REQUIRED TASK:
Repeat, line for line, the entries printed below.

Records from a collection
────────────────
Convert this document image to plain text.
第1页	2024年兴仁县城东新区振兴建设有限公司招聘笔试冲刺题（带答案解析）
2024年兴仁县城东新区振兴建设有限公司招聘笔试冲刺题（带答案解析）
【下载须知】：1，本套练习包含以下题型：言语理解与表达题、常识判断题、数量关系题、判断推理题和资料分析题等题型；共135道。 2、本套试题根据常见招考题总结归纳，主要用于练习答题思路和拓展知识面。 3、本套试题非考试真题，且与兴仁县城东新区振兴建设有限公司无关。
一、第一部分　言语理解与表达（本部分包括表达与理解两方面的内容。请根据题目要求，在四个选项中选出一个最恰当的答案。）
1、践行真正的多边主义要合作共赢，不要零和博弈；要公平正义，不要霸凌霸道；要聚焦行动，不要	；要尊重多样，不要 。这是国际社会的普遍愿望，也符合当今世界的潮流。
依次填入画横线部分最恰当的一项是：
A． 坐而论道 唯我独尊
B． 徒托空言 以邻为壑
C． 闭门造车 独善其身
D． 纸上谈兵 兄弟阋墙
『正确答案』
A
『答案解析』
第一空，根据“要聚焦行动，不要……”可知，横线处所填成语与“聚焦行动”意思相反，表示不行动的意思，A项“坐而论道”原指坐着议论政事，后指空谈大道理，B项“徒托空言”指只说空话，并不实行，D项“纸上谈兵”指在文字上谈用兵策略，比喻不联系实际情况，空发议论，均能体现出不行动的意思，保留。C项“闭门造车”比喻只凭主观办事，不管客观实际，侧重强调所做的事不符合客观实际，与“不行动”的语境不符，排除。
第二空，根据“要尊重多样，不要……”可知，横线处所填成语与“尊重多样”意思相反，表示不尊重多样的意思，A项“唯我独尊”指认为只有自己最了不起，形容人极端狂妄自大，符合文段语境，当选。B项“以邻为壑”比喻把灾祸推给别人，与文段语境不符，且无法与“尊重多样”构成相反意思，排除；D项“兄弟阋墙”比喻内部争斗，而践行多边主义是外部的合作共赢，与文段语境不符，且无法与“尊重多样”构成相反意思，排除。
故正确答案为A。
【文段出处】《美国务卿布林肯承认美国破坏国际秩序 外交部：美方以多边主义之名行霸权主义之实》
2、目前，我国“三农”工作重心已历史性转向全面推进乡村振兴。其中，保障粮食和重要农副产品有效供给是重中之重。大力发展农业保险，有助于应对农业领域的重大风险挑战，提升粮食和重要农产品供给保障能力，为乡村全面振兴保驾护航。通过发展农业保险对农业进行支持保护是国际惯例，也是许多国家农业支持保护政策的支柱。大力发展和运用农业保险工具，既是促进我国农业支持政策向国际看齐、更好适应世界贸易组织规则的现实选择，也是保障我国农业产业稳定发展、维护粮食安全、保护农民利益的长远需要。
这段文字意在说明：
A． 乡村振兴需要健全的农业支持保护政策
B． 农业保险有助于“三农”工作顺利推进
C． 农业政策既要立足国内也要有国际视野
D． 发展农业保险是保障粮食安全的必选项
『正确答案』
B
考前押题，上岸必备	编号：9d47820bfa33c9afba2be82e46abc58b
────────────────
SOLUTION FOR THIS EXERCISE:
Convert this document image to plain text.
第1页	2024年兴仁县城东新区振兴建设有限公司招聘笔试冲刺题（带答案解析）
2024年兴仁县城东新区振兴建设有限公司招聘笔试冲刺题（带答案解析）
【下载须知】：1，本套练习包含以下题型：言语理解与表达题、常识判断题、数量关系题、判断推理题和资料分析题等题型；共135道。 2、本套试题根据常见招考题总结归纳，主要用于练习答题思路和拓展知识面。 3、本套试题非考试真题，且与兴仁县城东新区振兴建设有限公司无关。
一、第一部分　言语理解与表达（本部分包括表达与理解两方面的内容。请根据题目要求，在四个选项中选出一个最恰当的答案。）
1、践行真正的多边主义要合作共赢，不要零和博弈；要公平正义，不要霸凌霸道；要聚焦行动，不要	；要尊重多样，不要 。这是国际社会的普遍愿望，也符合当今世界的潮流。
依次填入画横线部分最恰当的一项是：
A． 坐而论道 唯我独尊
B． 徒托空言 以邻为壑
C． 闭门造车 独善其身
D． 纸上谈兵 兄弟阋墙
『正确答案』
A
『答案解析』
第一空，根据“要聚焦行动，不要……”可知，横线处所填成语与“聚焦行动”意思相反，表示不行动的意思，A项“坐而论道”原指坐着议论政事，后指空谈大道理，B项“徒托空言”指只说空话，并不实行，D项“纸上谈兵”指在文字上谈用兵策略，比喻不联系实际情况，空发议论，均能体现出不行动的意思，保留。C项“闭门造车”比喻只凭主观办事，不管客观实际，侧重强调所做的事不符合客观实际，与“不行动”的语境不符，排除。
第二空，根据“要尊重多样，不要……”可知，横线处所填成语与“尊重多样”意思相反，表示不尊重多样的意思，A项“唯我独尊”指认为只有自己最了不起，形容人极端狂妄自大，符合文段语境，当选。B项“以邻为壑”比喻把灾祸推给别人，与文段语境不符，且无法与“尊重多样”构成相反意思，排除；D项“兄弟阋墙”比喻内部争斗，而践行多边主义是外部的合作共赢，与文段语境不符，且无法与“尊重多样”构成相反意思，排除。
故正确答案为A。
【文段出处】《美国务卿布林肯承认美国破坏国际秩序 外交部：美方以多边主义之名行霸权主义之实》
2、目前，我国“三农”工作重心已历史性转向全面推进乡村振兴。其中，保障粮食和重要农副产品有效供给是重中之重。大力发展农业保险，有助于应对农业领域的重大风险挑战，提升粮食和重要农产品供给保障能力，为乡村全面振兴保驾护航。通过发展农业保险对农业进行支持保护是国际惯例，也是许多国家农业支持保护政策的支柱。大力发展和运用农业保险工具，既是促进我国农业支持政策向国际看齐、更好适应世界贸易组织规则的现实选择，也是保障我国农业产业稳定发展、维护粮食安全、保护农民利益的长远需要。
这段文字意在说明：
A． 乡村振兴需要健全的农业支持保护政策
B． 农业保险有助于“三农”工作顺利推进
C． 农业政策既要立足国内也要有国际视野
D． 发展农业保险是保障粮食安全的必选项
『正确答案』
B
考前押题，上岸必备	编号：9d47820bfa33c9afba2be82e46abc58b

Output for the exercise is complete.